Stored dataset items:
§ §

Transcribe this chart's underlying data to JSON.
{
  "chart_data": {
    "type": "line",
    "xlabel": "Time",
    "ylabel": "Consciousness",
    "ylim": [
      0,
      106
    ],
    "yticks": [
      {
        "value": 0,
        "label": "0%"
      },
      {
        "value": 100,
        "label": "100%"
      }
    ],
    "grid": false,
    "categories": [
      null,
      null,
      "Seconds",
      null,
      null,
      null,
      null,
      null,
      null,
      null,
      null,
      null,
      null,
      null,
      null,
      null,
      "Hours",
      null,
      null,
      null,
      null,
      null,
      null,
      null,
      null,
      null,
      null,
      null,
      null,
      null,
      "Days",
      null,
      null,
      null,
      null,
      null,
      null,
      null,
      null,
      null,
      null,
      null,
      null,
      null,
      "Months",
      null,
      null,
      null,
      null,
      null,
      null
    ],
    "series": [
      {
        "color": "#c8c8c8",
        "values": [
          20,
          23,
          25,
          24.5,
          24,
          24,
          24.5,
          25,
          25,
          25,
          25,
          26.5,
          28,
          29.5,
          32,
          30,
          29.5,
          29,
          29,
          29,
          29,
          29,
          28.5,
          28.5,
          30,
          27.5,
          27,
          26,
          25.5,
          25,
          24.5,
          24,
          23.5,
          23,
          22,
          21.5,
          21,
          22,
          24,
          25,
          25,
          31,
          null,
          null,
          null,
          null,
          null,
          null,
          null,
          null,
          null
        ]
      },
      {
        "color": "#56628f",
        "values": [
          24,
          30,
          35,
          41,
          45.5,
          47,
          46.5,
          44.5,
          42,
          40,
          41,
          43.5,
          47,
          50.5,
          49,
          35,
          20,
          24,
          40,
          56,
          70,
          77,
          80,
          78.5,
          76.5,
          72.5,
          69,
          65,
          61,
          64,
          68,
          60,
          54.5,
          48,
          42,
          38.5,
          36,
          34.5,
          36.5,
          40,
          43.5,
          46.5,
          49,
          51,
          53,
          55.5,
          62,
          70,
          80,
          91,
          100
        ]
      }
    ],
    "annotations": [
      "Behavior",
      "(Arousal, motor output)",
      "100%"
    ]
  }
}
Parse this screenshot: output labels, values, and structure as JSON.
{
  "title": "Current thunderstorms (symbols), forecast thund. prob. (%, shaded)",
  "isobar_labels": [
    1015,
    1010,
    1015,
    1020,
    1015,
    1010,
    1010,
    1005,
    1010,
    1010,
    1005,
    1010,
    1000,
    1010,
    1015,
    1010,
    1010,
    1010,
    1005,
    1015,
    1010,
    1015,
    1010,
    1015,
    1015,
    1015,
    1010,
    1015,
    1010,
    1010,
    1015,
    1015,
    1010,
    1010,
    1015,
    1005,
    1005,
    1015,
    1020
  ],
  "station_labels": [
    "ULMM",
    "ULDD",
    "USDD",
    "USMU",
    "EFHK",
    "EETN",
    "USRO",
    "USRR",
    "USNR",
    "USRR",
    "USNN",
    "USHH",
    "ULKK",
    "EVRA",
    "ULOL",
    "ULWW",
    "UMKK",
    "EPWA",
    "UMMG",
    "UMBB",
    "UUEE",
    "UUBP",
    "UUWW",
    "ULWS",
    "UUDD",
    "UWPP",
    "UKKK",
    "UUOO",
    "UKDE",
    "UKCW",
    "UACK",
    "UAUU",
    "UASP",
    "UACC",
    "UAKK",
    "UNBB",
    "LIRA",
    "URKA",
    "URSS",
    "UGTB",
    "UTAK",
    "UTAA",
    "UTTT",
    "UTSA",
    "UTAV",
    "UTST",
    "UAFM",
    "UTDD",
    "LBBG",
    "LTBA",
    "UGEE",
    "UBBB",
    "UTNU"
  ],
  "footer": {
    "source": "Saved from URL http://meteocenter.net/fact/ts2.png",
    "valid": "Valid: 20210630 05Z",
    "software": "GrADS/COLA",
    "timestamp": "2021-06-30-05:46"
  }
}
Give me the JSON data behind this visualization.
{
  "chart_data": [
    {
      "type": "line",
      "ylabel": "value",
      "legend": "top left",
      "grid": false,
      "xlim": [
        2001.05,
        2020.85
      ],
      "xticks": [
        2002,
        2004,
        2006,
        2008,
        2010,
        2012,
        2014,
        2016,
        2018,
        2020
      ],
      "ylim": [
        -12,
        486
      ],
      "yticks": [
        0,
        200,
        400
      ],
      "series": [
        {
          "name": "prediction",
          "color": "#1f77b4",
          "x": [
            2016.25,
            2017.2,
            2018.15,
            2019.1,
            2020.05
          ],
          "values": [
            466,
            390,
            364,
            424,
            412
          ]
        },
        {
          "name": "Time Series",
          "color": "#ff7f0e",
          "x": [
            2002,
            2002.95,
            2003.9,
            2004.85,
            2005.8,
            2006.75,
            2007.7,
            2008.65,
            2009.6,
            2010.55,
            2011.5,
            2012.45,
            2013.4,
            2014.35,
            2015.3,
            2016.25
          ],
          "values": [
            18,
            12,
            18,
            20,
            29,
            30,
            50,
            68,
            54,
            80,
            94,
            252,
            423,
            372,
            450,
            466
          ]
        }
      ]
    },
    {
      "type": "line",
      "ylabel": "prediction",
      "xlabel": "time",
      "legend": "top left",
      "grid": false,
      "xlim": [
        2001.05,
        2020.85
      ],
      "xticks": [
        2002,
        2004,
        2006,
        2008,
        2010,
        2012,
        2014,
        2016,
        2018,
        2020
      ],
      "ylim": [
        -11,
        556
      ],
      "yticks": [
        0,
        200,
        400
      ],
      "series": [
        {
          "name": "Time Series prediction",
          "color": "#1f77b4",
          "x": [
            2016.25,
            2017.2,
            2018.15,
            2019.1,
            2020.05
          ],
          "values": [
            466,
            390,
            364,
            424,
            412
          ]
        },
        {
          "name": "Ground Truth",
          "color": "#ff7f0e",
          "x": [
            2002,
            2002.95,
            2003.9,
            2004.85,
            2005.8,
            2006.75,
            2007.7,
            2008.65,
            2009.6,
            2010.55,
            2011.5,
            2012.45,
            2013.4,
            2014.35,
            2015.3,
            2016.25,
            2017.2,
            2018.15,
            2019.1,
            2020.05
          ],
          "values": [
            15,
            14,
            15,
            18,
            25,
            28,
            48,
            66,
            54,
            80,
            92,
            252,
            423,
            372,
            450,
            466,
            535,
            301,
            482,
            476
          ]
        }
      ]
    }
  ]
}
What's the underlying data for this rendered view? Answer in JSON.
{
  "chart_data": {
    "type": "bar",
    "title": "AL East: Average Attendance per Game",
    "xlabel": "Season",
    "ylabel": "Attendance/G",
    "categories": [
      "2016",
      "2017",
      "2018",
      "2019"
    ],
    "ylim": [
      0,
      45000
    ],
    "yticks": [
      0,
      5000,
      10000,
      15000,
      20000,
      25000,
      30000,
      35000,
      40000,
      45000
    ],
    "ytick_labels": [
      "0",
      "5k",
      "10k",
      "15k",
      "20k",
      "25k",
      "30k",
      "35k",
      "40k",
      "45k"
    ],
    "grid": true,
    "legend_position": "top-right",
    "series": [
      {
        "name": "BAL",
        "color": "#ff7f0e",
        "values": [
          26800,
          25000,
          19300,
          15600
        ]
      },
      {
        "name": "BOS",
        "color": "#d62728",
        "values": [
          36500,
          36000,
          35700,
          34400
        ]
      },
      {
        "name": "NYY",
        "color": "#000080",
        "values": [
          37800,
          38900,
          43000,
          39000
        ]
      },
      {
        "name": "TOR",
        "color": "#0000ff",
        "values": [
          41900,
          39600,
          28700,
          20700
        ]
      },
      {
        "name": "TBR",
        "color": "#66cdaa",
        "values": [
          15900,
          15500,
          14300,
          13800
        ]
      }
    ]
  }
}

§ §

**Given exercise:**
Extract the listing in its entirety, matching it exactly.

**Output:**
Transcribe this chart's underlying data to JSON.
{
  "chart_data": {
    "type": "line",
    "xlabel": "Time",
    "ylabel": "Consciousness",
    "ylim": [
      0,
      106
    ],
    "yticks": [
      {
        "value": 0,
        "label": "0%"
      },
      {
        "value": 100,
        "label": "100%"
      }
    ],
    "grid": false,
    "categories": [
      null,
      null,
      "Seconds",
      null,
      null,
      null,
      null,
      null,
      null,
      null,
      null,
      null,
      null,
      null,
      null,
      null,
      "Hours",
      null,
      null,
      null,
      null,
      null,
      null,
      null,
      null,
      null,
      null,
      null,
      null,
      null,
      "Days",
      null,
      null,
      null,
      null,
      null,
      null,
      null,
      null,
      null,
      null,
      null,
      null,
      null,
      "Months",
      null,
      null,
      null,
      null,
      null,
      null
    ],
    "series": [
      {
        "color": "#c8c8c8",
        "values": [
          20,
          23,
          25,
          24.5,
          24,
          24,
          24.5,
          25,
          25,
          25,
          25,
          26.5,
          28,
          29.5,
          32,
          30,
          29.5,
          29,
          29,
          29,
          29,
          29,
          28.5,
          28.5,
          30,
          27.5,
          27,
          26,
          25.5,
          25,
          24.5,
          24,
          23.5,
          23,
          22,
          21.5,
          21,
          22,
          24,
          25,
          25,
          31,
          null,
          null,
          null,
          null,
          null,
          null,
          null,
          null,
          null
        ]
      },
      {
        "color": "#56628f",
        "values": [
          24,
          30,
          35,
          41,
          45.5,
          47,
          46.5,
          44.5,
          42,
          40,
          41,
          43.5,
          47,
          50.5,
          49,
          35,
          20,
          24,
          40,
          56,
          70,
          77,
          80,
          78.5,
          76.5,
          72.5,
          69,
          65,
          61,
          64,
          68,
          60,
          54.5,
          48,
          42,
          38.5,
          36,
          34.5,
          36.5,
          40,
          43.5,
          46.5,
          49,
          51,
          53,
          55.5,
          62,
          70,
          80,
          91,
          100
        ]
      }
    ],
    "annotations": [
      "Behavior",
      "(Arousal, motor output)",
      "100%"
    ]
  }
}
Parse this screenshot: output labels, values, and structure as JSON.
{
  "title": "Current thunderstorms (symbols), forecast thund. prob. (%, shaded)",
  "isobar_labels": [
    1015,
    1010,
    1015,
    1020,
    1015,
    1010,
    1010,
    1005,
    1010,
    1010,
    1005,
    1010,
    1000,
    1010,
    1015,
    1010,
    1010,
    1010,
    1005,
    1015,
    1010,
    1015,
    1010,
    1015,
    1015,
    1015,
    1010,
    1015,
    1010,
    1010,
    1015,
    1015,
    1010,
    1010,
    1015,
    1005,
    1005,
    1015,
    1020
  ],
  "station_labels": [
    "ULMM",
    "ULDD",
    "USDD",
    "USMU",
    "EFHK",
    "EETN",
    "USRO",
    "USRR",
    "USNR",
    "USRR",
    "USNN",
    "USHH",
    "ULKK",
    "EVRA",
    "ULOL",
    "ULWW",
    "UMKK",
    "EPWA",
    "UMMG",
    "UMBB",
    "UUEE",
    "UUBP",
    "UUWW",
    "ULWS",
    "UUDD",
    "UWPP",
    "UKKK",
    "UUOO",
    "UKDE",
    "UKCW",
    "UACK",
    "UAUU",
    "UASP",
    "UACC",
    "UAKK",
    "UNBB",
    "LIRA",
    "URKA",
    "URSS",
    "UGTB",
    "UTAK",
    "UTAA",
    "UTTT",
    "UTSA",
    "UTAV",
    "UTST",
    "UAFM",
    "UTDD",
    "LBBG",
    "LTBA",
    "UGEE",
    "UBBB",
    "UTNU"
  ],
  "footer": {
    "source": "Saved from URL http://meteocenter.net/fact/ts2.png",
    "valid": "Valid: 20210630 05Z",
    "software": "GrADS/COLA",
    "timestamp": "2021-06-30-05:46"
  }
}
Give me the JSON data behind this visualization.
{
  "chart_data": [
    {
      "type": "line",
      "ylabel": "value",
      "legend": "top left",
      "grid": false,
      "xlim": [
        2001.05,
        2020.85
      ],
      "xticks": [
        2002,
        2004,
        2006,
        2008,
        2010,
        2012,
        2014,
        2016,
        2018,
        2020
      ],
      "ylim": [
        -12,
        486
      ],
      "yticks": [
        0,
        200,
        400
      ],
      "series": [
        {
          "name": "prediction",
          "color": "#1f77b4",
          "x": [
            2016.25,
            2017.2,
            2018.15,
            2019.1,
            2020.05
          ],
          "values": [
            466,
            390,
            364,
            424,
            412
          ]
        },
        {
          "name": "Time Series",
          "color": "#ff7f0e",
          "x": [
            2002,
            2002.95,
            2003.9,
            2004.85,
            2005.8,
            2006.75,
            2007.7,
            2008.65,
            2009.6,
            2010.55,
            2011.5,
            2012.45,
            2013.4,
            2014.35,
            2015.3,
            2016.25
          ],
          "values": [
            18,
            12,
            18,
            20,
            29,
            30,
            50,
            68,
            54,
            80,
            94,
            252,
            423,
            372,
            450,
            466
          ]
        }
      ]
    },
    {
      "type": "line",
      "ylabel": "prediction",
      "xlabel": "time",
      "legend": "top left",
      "grid": false,
      "xlim": [
        2001.05,
        2020.85
      ],
      "xticks": [
        2002,
        2004,
        2006,
        2008,
        2010,
        2012,
        2014,
        2016,
        2018,
        2020
      ],
      "ylim": [
        -11,
        556
      ],
      "yticks": [
        0,
        200,
        400
      ],
      "series": [
        {
          "name": "Time Series prediction",
          "color": "#1f77b4",
          "x": [
            2016.25,
            2017.2,
            2018.15,
            2019.1,
            2020.05
          ],
          "values": [
            466,
            390,
            364,
            424,
            412
          ]
        },
        {
          "name": "Ground Truth",
          "color": "#ff7f0e",
          "x": [
            2002,
            2002.95,
            2003.9,
            2004.85,
            2005.8,
            2006.75,
            2007.7,
            2008.65,
            2009.6,
            2010.55,
            2011.5,
            2012.45,
            2013.4,
            2014.35,
            2015.3,
            2016.25,
            2017.2,
            2018.15,
            2019.1,
            2020.05
          ],
          "values": [
            15,
            14,
            15,
            18,
            25,
            28,
            48,
            66,
            54,
            80,
            92,
            252,
            423,
            372,
            450,
            466,
            535,
            301,
            482,
            476
          ]
        }
      ]
    }
  ]
}
What's the underlying data for this rendered view? Answer in JSON.
{
  "chart_data": {
    "type": "bar",
    "title": "AL East: Average Attendance per Game",
    "xlabel": "Season",
    "ylabel": "Attendance/G",
    "categories": [
      "2016",
      "2017",
      "2018",
      "2019"
    ],
    "ylim": [
      0,
      45000
    ],
    "yticks": [
      0,
      5000,
      10000,
      15000,
      20000,
      25000,
      30000,
      35000,
      40000,
      45000
    ],
    "ytick_labels": [
      "0",
      "5k",
      "10k",
      "15k",
      "20k",
      "25k",
      "30k",
      "35k",
      "40k",
      "45k"
    ],
    "grid": true,
    "legend_position": "top-right",
    "series": [
      {
        "name": "BAL",
        "color": "#ff7f0e",
        "values": [
          26800,
          25000,
          19300,
          15600
        ]
      },
      {
        "name": "BOS",
        "color": "#d62728",
        "values": [
          36500,
          36000,
          35700,
          34400
        ]
      },
      {
        "name": "NYY",
        "color": "#000080",
        "values": [
          37800,
          38900,
          43000,
          39000
        ]
      },
      {
        "name": "TOR",
        "color": "#0000ff",
        "values": [
          41900,
          39600,
          28700,
          20700
        ]
      },
      {
        "name": "TBR",
        "color": "#66cdaa",
        "values": [
          15900,
          15500,
          14300,
          13800
        ]
      }
    ]
  }
}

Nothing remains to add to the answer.